* _STATED PROBLEM_
Read through the records below and copy each line that uses the word "with".

* _INPUT_

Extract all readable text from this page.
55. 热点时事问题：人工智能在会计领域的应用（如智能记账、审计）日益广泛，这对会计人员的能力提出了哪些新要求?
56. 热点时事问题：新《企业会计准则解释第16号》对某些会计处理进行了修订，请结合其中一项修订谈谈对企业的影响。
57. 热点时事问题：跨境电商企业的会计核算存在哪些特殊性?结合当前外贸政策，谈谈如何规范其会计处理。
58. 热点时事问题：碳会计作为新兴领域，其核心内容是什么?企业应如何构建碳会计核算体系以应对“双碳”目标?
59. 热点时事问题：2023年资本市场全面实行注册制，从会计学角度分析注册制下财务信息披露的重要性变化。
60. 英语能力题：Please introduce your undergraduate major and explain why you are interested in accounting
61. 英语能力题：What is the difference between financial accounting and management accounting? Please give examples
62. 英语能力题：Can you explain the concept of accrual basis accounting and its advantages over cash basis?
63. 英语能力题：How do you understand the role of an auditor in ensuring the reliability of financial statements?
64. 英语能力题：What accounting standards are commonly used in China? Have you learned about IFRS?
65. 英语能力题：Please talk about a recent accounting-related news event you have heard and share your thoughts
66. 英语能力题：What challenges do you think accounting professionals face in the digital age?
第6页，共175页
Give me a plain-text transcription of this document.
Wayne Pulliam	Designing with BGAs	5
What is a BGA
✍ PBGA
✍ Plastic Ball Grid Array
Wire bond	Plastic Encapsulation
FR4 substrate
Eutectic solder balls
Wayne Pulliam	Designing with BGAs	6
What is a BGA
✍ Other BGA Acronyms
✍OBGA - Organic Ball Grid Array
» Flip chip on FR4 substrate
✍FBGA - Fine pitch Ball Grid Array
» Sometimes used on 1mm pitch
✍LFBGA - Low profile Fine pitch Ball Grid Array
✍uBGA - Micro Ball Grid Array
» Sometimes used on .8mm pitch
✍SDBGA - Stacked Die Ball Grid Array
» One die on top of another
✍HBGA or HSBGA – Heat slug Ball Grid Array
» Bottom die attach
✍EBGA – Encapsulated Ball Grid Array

* _ANSWER TO THIS EXERCISE_
Wayne Pulliam	Designing with BGAs	5
Wayne Pulliam	Designing with BGAs	6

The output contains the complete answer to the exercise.